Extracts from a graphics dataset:
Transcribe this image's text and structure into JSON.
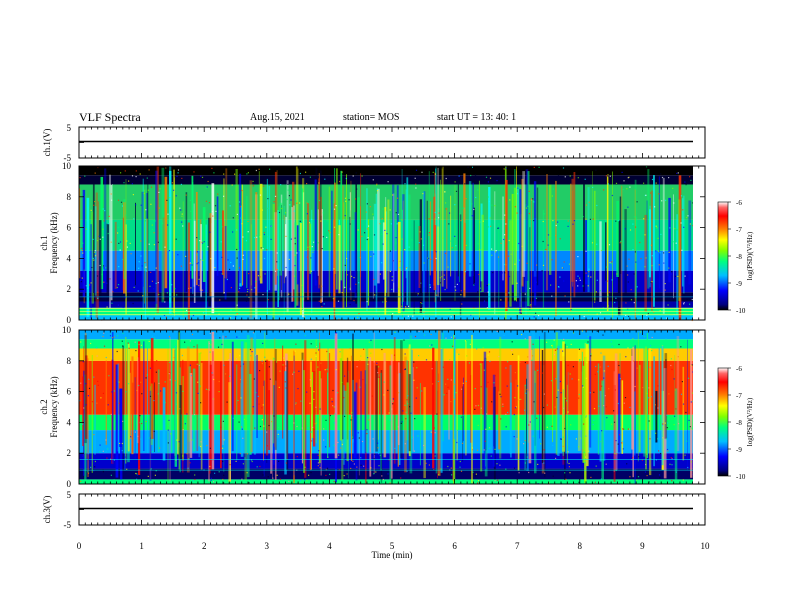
{
  "header": {
    "title": "VLF Spectra",
    "date": "Aug.15, 2021",
    "station": "station= MOS",
    "start": "start  UT =   13: 40: 1"
  },
  "colors": {
    "colormap": [
      "#000000",
      "#00007f",
      "#0000ff",
      "#00bfff",
      "#00ff7f",
      "#7fff00",
      "#ffff00",
      "#ff7f00",
      "#ff0000",
      "#ff6666",
      "#ffffff"
    ]
  },
  "chart_data": [
    {
      "type": "line",
      "name": "ch1-voltage",
      "ylabel": "ch.1(V)",
      "ylim": [
        -5,
        5
      ],
      "y_ticks": [
        "5",
        "-5"
      ],
      "x": [
        0,
        10
      ],
      "y": [
        0,
        0
      ],
      "xlim": [
        0,
        10
      ]
    },
    {
      "type": "heatmap",
      "name": "ch1-spectrogram",
      "ylabel": "ch.1\nFrequency (kHz)",
      "ylim": [
        0,
        10
      ],
      "y_ticks": [
        "0",
        "2",
        "4",
        "6",
        "8",
        "10"
      ],
      "xlim": [
        0,
        9.85
      ],
      "colorbar": {
        "label": "log(PSD)(V²/Hz)",
        "range": [
          -10,
          -6
        ],
        "ticks": [
          "-6",
          "-7",
          "-8",
          "-9",
          "-10"
        ]
      }
    },
    {
      "type": "heatmap",
      "name": "ch2-spectrogram",
      "ylabel": "ch.2\nFrequency (kHz)",
      "ylim": [
        0,
        10
      ],
      "y_ticks": [
        "0",
        "2",
        "4",
        "6",
        "8",
        "10"
      ],
      "xlim": [
        0,
        9.85
      ],
      "colorbar": {
        "label": "log(PSD)(V²/Hz)",
        "range": [
          -10,
          -6
        ],
        "ticks": [
          "-6",
          "-7",
          "-8",
          "-9",
          "-10"
        ]
      }
    },
    {
      "type": "line",
      "name": "ch3-voltage",
      "ylabel": "ch.3(V)",
      "ylim": [
        -5,
        5
      ],
      "y_ticks": [
        "5",
        "-5"
      ],
      "x": [
        0,
        10
      ],
      "y": [
        0,
        0
      ],
      "xlim": [
        0,
        10
      ]
    }
  ],
  "x_axis": {
    "label": "Time  (min)",
    "range": [
      0,
      10
    ],
    "ticks": [
      "0",
      "1",
      "2",
      "3",
      "4",
      "5",
      "6",
      "7",
      "8",
      "9",
      "10"
    ]
  },
  "labels": {
    "ch1_v": "ch.1(V)",
    "ch1_freq_a": "ch.1",
    "ch1_freq_b": "Frequency (kHz)",
    "ch2_freq_a": "ch.2",
    "ch2_freq_b": "Frequency (kHz)",
    "ch3_v": "ch.3(V)",
    "cbar": "log(PSD)(V²/Hz)",
    "v_top": "5",
    "v_bot": "-5",
    "f_ticks": [
      "0",
      "2",
      "4",
      "6",
      "8",
      "10"
    ],
    "cb_ticks": [
      "-6",
      "-7",
      "-8",
      "-9",
      "-10"
    ]
  }
}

WRITTEN INSTRUCTION: Give only the number of lines above that hold the string "spectrogram".

SOLUTION: 2